▸ **TASK OBJECTIVE**: Every record here needs to be written out again exactly.

**** TASK DATA ****

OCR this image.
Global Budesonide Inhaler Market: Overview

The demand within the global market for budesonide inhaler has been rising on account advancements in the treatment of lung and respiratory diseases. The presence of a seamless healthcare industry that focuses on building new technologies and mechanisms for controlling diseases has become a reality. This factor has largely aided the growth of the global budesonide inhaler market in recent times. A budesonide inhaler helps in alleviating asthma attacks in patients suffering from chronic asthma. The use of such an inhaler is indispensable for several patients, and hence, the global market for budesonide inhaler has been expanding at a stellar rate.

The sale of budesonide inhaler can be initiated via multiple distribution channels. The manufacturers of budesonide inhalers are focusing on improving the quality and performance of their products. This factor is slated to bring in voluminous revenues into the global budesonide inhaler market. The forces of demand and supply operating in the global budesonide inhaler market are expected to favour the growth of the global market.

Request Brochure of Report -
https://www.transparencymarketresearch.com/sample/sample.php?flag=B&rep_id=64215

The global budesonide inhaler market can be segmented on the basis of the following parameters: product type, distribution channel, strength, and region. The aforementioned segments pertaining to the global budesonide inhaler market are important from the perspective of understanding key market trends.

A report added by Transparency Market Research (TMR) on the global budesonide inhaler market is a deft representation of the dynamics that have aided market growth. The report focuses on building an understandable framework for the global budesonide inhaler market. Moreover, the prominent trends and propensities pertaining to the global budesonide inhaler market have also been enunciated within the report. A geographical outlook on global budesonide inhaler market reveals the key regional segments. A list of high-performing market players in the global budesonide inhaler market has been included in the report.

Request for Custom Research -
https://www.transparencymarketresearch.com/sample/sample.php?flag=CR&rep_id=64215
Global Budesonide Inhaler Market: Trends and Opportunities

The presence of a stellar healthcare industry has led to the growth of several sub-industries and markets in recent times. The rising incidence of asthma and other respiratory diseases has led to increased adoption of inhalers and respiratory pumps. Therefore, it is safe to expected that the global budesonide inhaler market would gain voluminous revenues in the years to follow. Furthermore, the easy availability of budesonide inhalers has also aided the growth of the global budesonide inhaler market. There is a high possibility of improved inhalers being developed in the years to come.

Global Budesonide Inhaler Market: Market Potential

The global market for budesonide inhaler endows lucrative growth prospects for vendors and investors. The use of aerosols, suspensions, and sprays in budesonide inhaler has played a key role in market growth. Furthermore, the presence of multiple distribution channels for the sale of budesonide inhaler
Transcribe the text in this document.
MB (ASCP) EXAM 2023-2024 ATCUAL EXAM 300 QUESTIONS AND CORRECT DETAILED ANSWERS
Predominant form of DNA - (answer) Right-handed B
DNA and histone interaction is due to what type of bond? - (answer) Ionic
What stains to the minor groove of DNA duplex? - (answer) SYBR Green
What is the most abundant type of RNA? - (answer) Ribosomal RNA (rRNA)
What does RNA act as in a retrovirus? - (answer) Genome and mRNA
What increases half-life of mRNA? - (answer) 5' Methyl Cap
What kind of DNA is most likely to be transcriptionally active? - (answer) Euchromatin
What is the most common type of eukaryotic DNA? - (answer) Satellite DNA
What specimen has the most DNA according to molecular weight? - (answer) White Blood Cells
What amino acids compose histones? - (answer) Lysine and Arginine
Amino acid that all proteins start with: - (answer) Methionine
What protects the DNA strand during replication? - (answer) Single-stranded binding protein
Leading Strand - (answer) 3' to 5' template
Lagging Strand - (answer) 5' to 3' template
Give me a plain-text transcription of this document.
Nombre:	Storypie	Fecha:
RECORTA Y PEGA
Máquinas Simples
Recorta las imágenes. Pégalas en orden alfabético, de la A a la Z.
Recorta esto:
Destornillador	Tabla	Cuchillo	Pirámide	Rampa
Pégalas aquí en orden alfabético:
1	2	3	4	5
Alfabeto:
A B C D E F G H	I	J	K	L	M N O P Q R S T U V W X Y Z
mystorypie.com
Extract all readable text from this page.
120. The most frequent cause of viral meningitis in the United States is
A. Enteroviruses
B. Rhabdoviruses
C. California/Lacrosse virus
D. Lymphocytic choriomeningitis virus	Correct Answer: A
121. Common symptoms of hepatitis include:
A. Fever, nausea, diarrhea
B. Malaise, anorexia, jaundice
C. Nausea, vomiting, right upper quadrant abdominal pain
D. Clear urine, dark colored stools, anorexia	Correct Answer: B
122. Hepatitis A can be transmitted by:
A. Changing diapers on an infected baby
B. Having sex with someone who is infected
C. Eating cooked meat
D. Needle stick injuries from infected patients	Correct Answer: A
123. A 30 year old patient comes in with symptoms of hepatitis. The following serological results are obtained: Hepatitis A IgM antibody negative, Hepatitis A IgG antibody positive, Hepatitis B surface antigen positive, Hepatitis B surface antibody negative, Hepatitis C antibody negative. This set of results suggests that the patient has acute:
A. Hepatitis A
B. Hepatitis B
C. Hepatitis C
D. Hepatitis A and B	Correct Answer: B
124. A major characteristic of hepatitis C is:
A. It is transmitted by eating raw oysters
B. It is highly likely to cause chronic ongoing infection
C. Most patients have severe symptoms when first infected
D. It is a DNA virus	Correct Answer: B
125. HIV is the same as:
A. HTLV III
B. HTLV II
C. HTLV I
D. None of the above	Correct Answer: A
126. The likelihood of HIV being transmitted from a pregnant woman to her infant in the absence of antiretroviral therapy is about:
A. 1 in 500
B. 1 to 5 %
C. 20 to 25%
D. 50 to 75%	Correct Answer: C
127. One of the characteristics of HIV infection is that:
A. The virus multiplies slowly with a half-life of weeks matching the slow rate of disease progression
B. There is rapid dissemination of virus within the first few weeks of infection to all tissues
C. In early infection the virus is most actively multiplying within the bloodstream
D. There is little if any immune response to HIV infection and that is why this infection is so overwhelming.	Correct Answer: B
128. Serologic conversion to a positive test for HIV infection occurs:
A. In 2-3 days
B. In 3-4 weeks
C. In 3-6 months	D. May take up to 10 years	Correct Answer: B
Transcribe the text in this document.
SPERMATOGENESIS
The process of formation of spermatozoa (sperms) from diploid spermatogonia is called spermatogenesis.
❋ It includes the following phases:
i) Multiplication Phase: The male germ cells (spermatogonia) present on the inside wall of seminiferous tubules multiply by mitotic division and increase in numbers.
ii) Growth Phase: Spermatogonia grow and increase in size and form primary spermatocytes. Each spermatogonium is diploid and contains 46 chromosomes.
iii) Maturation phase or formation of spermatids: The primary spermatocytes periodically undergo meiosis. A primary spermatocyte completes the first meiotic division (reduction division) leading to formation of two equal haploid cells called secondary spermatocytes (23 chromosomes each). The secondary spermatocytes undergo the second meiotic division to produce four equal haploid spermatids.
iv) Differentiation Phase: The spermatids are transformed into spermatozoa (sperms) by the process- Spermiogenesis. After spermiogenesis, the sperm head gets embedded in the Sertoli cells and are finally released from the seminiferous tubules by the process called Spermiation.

****

▸ **RESPONSE TO THE EXERCISE**:
OCR this image.
Global Budesonide Inhaler Market: Overview

The demand within the global market for budesonide inhaler has been rising on account advancements in the treatment of lung and respiratory diseases. The presence of a seamless healthcare industry that focuses on building new technologies and mechanisms for controlling diseases has become a reality. This factor has largely aided the growth of the global budesonide inhaler market in recent times. A budesonide inhaler helps in alleviating asthma attacks in patients suffering from chronic asthma. The use of such an inhaler is indispensable for several patients, and hence, the global market for budesonide inhaler has been expanding at a stellar rate.

The sale of budesonide inhaler can be initiated via multiple distribution channels. The manufacturers of budesonide inhalers are focusing on improving the quality and performance of their products. This factor is slated to bring in voluminous revenues into the global budesonide inhaler market. The forces of demand and supply operating in the global budesonide inhaler market are expected to favour the growth of the global market.

Request Brochure of Report -
https://www.transparencymarketresearch.com/sample/sample.php?flag=B&rep_id=64215

The global budesonide inhaler market can be segmented on the basis of the following parameters: product type, distribution channel, strength, and region. The aforementioned segments pertaining to the global budesonide inhaler market are important from the perspective of understanding key market trends.

A report added by Transparency Market Research (TMR) on the global budesonide inhaler market is a deft representation of the dynamics that have aided market growth. The report focuses on building an understandable framework for the global budesonide inhaler market. Moreover, the prominent trends and propensities pertaining to the global budesonide inhaler market have also been enunciated within the report. A geographical outlook on global budesonide inhaler market reveals the key regional segments. A list of high-performing market players in the global budesonide inhaler market has been included in the report.

Request for Custom Research -
https://www.transparencymarketresearch.com/sample/sample.php?flag=CR&rep_id=64215
Global Budesonide Inhaler Market: Trends and Opportunities

The presence of a stellar healthcare industry has led to the growth of several sub-industries and markets in recent times. The rising incidence of asthma and other respiratory diseases has led to increased adoption of inhalers and respiratory pumps. Therefore, it is safe to expected that the global budesonide inhaler market would gain voluminous revenues in the years to follow. Furthermore, the easy availability of budesonide inhalers has also aided the growth of the global budesonide inhaler market. There is a high possibility of improved inhalers being developed in the years to come.

Global Budesonide Inhaler Market: Market Potential

The global market for budesonide inhaler endows lucrative growth prospects for vendors and investors. The use of aerosols, suspensions, and sprays in budesonide inhaler has played a key role in market growth. Furthermore, the presence of multiple distribution channels for the sale of budesonide inhaler
Transcribe the text in this document.
MB (ASCP) EXAM 2023-2024 ATCUAL EXAM 300 QUESTIONS AND CORRECT DETAILED ANSWERS
Predominant form of DNA - (answer) Right-handed B
DNA and histone interaction is due to what type of bond? - (answer) Ionic
What stains to the minor groove of DNA duplex? - (answer) SYBR Green
What is the most abundant type of RNA? - (answer) Ribosomal RNA (rRNA)
What does RNA act as in a retrovirus? - (answer) Genome and mRNA
What increases half-life of mRNA? - (answer) 5' Methyl Cap
What kind of DNA is most likely to be transcriptionally active? - (answer) Euchromatin
What is the most common type of eukaryotic DNA? - (answer) Satellite DNA
What specimen has the most DNA according to molecular weight? - (answer) White Blood Cells
What amino acids compose histones? - (answer) Lysine and Arginine
Amino acid that all proteins start with: - (answer) Methionine
What protects the DNA strand during replication? - (answer) Single-stranded binding protein
Leading Strand - (answer) 3' to 5' template
Lagging Strand - (answer) 5' to 3' template
Give me a plain-text transcription of this document.
Nombre:	Storypie	Fecha:
RECORTA Y PEGA
Máquinas Simples
Recorta las imágenes. Pégalas en orden alfabético, de la A a la Z.
Recorta esto:
Destornillador	Tabla	Cuchillo	Pirámide	Rampa
Pégalas aquí en orden alfabético:
1	2	3	4	5
Alfabeto:
A B C D E F G H	I	J	K	L	M N O P Q R S T U V W X Y Z
mystorypie.com
Extract all readable text from this page.
120. The most frequent cause of viral meningitis in the United States is
A. Enteroviruses
B. Rhabdoviruses
C. California/Lacrosse virus
D. Lymphocytic choriomeningitis virus	Correct Answer: A
121. Common symptoms of hepatitis include:
A. Fever, nausea, diarrhea
B. Malaise, anorexia, jaundice
C. Nausea, vomiting, right upper quadrant abdominal pain
D. Clear urine, dark colored stools, anorexia	Correct Answer: B
122. Hepatitis A can be transmitted by:
A. Changing diapers on an infected baby
B. Having sex with someone who is infected
C. Eating cooked meat
D. Needle stick injuries from infected patients	Correct Answer: A
123. A 30 year old patient comes in with symptoms of hepatitis. The following serological results are obtained: Hepatitis A IgM antibody negative, Hepatitis A IgG antibody positive, Hepatitis B surface antigen positive, Hepatitis B surface antibody negative, Hepatitis C antibody negative. This set of results suggests that the patient has acute:
A. Hepatitis A
B. Hepatitis B
C. Hepatitis C
D. Hepatitis A and B	Correct Answer: B
124. A major characteristic of hepatitis C is:
A. It is transmitted by eating raw oysters
B. It is highly likely to cause chronic ongoing infection
C. Most patients have severe symptoms when first infected
D. It is a DNA virus	Correct Answer: B
125. HIV is the same as:
A. HTLV III
B. HTLV II
C. HTLV I
D. None of the above	Correct Answer: A
126. The likelihood of HIV being transmitted from a pregnant woman to her infant in the absence of antiretroviral therapy is about:
A. 1 in 500
B. 1 to 5 %
C. 20 to 25%
D. 50 to 75%	Correct Answer: C
127. One of the characteristics of HIV infection is that:
A. The virus multiplies slowly with a half-life of weeks matching the slow rate of disease progression
B. There is rapid dissemination of virus within the first few weeks of infection to all tissues
C. In early infection the virus is most actively multiplying within the bloodstream
D. There is little if any immune response to HIV infection and that is why this infection is so overwhelming.	Correct Answer: B
128. Serologic conversion to a positive test for HIV infection occurs:
A. In 2-3 days
B. In 3-4 weeks
C. In 3-6 months	D. May take up to 10 years	Correct Answer: B
Transcribe the text in this document.
SPERMATOGENESIS
The process of formation of spermatozoa (sperms) from diploid spermatogonia is called spermatogenesis.
❋ It includes the following phases:
i) Multiplication Phase: The male germ cells (spermatogonia) present on the inside wall of seminiferous tubules multiply by mitotic division and increase in numbers.
ii) Growth Phase: Spermatogonia grow and increase in size and form primary spermatocytes. Each spermatogonium is diploid and contains 46 chromosomes.
iii) Maturation phase or formation of spermatids: The primary spermatocytes periodically undergo meiosis. A primary spermatocyte completes the first meiotic division (reduction division) leading to formation of two equal haploid cells called secondary spermatocytes (23 chromosomes each). The secondary spermatocytes undergo the second meiotic division to produce four equal haploid spermatids.
iv) Differentiation Phase: The spermatids are transformed into spermatozoa (sperms) by the process- Spermiogenesis. After spermiogenesis, the sperm head gets embedded in the Sertoli cells and are finally released from the seminiferous tubules by the process called Spermiation.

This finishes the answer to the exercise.